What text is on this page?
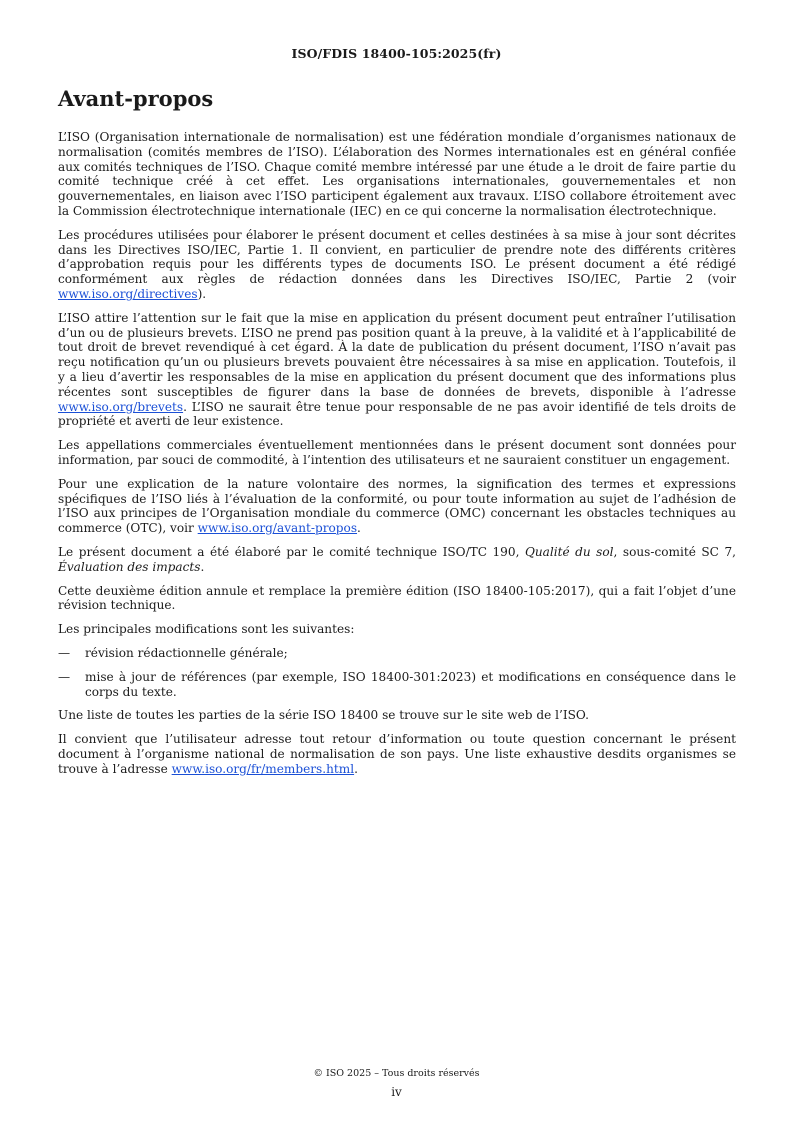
ISO/FDIS 18400-105:2025(fr)
Avant-propos

L’ISO (Organisation internationale de normalisation) est une fédération mondiale d’organismes nationaux de normalisation (comités membres de l’ISO). L’élaboration des Normes internationales est en général confiée aux comités techniques de l’ISO. Chaque comité membre intéressé par une étude a le droit de faire partie du comité technique créé à cet effet. Les organisations internationales, gouvernementales et non gouvernementales, en liaison avec l’ISO participent également aux travaux. L’ISO collabore étroitement avec la Commission électrotechnique internationale (IEC) en ce qui concerne la normalisation électrotechnique.

Les procédures utilisées pour élaborer le présent document et celles destinées à sa mise à jour sont décrites dans les Directives ISO/IEC, Partie 1. Il convient, en particulier de prendre note des différents critères d’approbation requis pour les différents types de documents ISO. Le présent document a été rédigé conformément aux règles de rédaction données dans les Directives ISO/IEC, Partie 2 (voir www.iso.org/directives).

L’ISO attire l’attention sur le fait que la mise en application du présent document peut entraîner l’utilisation d’un ou de plusieurs brevets. L’ISO ne prend pas position quant à la preuve, à la validité et à l’applicabilité de tout droit de brevet revendiqué à cet égard. À la date de publication du présent document, l’ISO n’avait pas reçu notification qu’un ou plusieurs brevets pouvaient être nécessaires à sa mise en application. Toutefois, il y a lieu d’avertir les responsables de la mise en application du présent document que des informations plus récentes sont susceptibles de figurer dans la base de données de brevets, disponible à l’adresse www.iso.org/brevets. L’ISO ne saurait être tenue pour responsable de ne pas avoir identifié de tels droits de propriété et averti de leur existence.

Les appellations commerciales éventuellement mentionnées dans le présent document sont données pour information, par souci de commodité, à l’intention des utilisateurs et ne sauraient constituer un engagement.

Pour une explication de la nature volontaire des normes, la signification des termes et expressions spécifiques de l’ISO liés à l’évaluation de la conformité, ou pour toute information au sujet de l’adhésion de l’ISO aux principes de l’Organisation mondiale du commerce (OMC) concernant les obstacles techniques au commerce (OTC), voir www.iso.org/avant-propos.

Le présent document a été élaboré par le comité technique ISO/TC 190, Qualité du sol, sous-comité SC 7, Évaluation des impacts.

Cette deuxième édition annule et remplace la première édition (ISO 18400-105:2017), qui a fait l’objet d’une révision technique.

Les principales modifications sont les suivantes:

—	révision rédactionnelle générale;
—	mise à jour de références (par exemple, ISO 18400-301:2023) et modifications en conséquence dans le corps du texte.

Une liste de toutes les parties de la série ISO 18400 se trouve sur le site web de l’ISO.

Il convient que l’utilisateur adresse tout retour d’information ou toute question concernant le présent document à l’organisme national de normalisation de son pays. Une liste exhaustive desdits organismes se trouve à l’adresse www.iso.org/fr/members.html.

© ISO 2025 – Tous droits réservés
iv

Objective
All of the data above should be transcribed verbatim, with pictures omitted.

Solution to this problem
What text is on this page?
ISO/FDIS 18400-105:2025(fr)
Avant-propos

L’ISO (Organisation internationale de normalisation) est une fédération mondiale d’organismes nationaux de normalisation (comités membres de l’ISO). L’élaboration des Normes internationales est en général confiée aux comités techniques de l’ISO. Chaque comité membre intéressé par une étude a le droit de faire partie du comité technique créé à cet effet. Les organisations internationales, gouvernementales et non gouvernementales, en liaison avec l’ISO participent également aux travaux. L’ISO collabore étroitement avec la Commission électrotechnique internationale (IEC) en ce qui concerne la normalisation électrotechnique.

Les procédures utilisées pour élaborer le présent document et celles destinées à sa mise à jour sont décrites dans les Directives ISO/IEC, Partie 1. Il convient, en particulier de prendre note des différents critères d’approbation requis pour les différents types de documents ISO. Le présent document a été rédigé conformément aux règles de rédaction données dans les Directives ISO/IEC, Partie 2 (voir www.iso.org/directives).

L’ISO attire l’attention sur le fait que la mise en application du présent document peut entraîner l’utilisation d’un ou de plusieurs brevets. L’ISO ne prend pas position quant à la preuve, à la validité et à l’applicabilité de tout droit de brevet revendiqué à cet égard. À la date de publication du présent document, l’ISO n’avait pas reçu notification qu’un ou plusieurs brevets pouvaient être nécessaires à sa mise en application. Toutefois, il y a lieu d’avertir les responsables de la mise en application du présent document que des informations plus récentes sont susceptibles de figurer dans la base de données de brevets, disponible à l’adresse www.iso.org/brevets. L’ISO ne saurait être tenue pour responsable de ne pas avoir identifié de tels droits de propriété et averti de leur existence.

Les appellations commerciales éventuellement mentionnées dans le présent document sont données pour information, par souci de commodité, à l’intention des utilisateurs et ne sauraient constituer un engagement.

Pour une explication de la nature volontaire des normes, la signification des termes et expressions spécifiques de l’ISO liés à l’évaluation de la conformité, ou pour toute information au sujet de l’adhésion de l’ISO aux principes de l’Organisation mondiale du commerce (OMC) concernant les obstacles techniques au commerce (OTC), voir www.iso.org/avant-propos.

Le présent document a été élaboré par le comité technique ISO/TC 190, Qualité du sol, sous-comité SC 7, Évaluation des impacts.

Cette deuxième édition annule et remplace la première édition (ISO 18400-105:2017), qui a fait l’objet d’une révision technique.

Les principales modifications sont les suivantes:

—	révision rédactionnelle générale;
—	mise à jour de références (par exemple, ISO 18400-301:2023) et modifications en conséquence dans le corps du texte.

Une liste de toutes les parties de la série ISO 18400 se trouve sur le site web de l’ISO.

Il convient que l’utilisateur adresse tout retour d’information ou toute question concernant le présent document à l’organisme national de normalisation de son pays. Une liste exhaustive desdits organismes se trouve à l’adresse www.iso.org/fr/members.html.

© ISO 2025 – Tous droits réservés
iv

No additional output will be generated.